- [THE PROBLEM]: All entries are to be given again verbatim.

Extracted data entries:
□ □ □ □

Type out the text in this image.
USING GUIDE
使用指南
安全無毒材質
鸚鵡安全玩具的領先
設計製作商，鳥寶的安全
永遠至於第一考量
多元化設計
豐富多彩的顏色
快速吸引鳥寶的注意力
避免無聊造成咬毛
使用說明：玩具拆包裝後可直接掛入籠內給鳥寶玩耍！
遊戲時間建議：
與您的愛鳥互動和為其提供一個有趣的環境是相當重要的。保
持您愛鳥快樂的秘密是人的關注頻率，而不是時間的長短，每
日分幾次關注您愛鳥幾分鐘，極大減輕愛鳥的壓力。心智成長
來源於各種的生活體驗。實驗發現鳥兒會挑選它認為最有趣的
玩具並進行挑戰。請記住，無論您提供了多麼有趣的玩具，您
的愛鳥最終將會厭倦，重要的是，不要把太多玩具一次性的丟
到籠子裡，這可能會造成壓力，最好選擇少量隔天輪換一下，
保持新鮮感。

□ □ □ □

- [THE COMPLETED TASK]:
Type out the text in this image.
USING GUIDE
使用指南
安全無毒材質
鸚鵡安全玩具的領先
設計製作商，鳥寶的安全
永遠至於第一考量
多元化設計
豐富多彩的顏色
快速吸引鳥寶的注意力
避免無聊造成咬毛
使用說明：玩具拆包裝後可直接掛入籠內給鳥寶玩耍！
遊戲時間建議：
與您的愛鳥互動和為其提供一個有趣的環境是相當重要的。保
持您愛鳥快樂的秘密是人的關注頻率，而不是時間的長短，每
日分幾次關注您愛鳥幾分鐘，極大減輕愛鳥的壓力。心智成長
來源於各種的生活體驗。實驗發現鳥兒會挑選它認為最有趣的
玩具並進行挑戰。請記住，無論您提供了多麼有趣的玩具，您
的愛鳥最終將會厭倦，重要的是，不要把太多玩具一次性的丟
到籠子裡，這可能會造成壓力，最好選擇少量隔天輪換一下，
保持新鮮感。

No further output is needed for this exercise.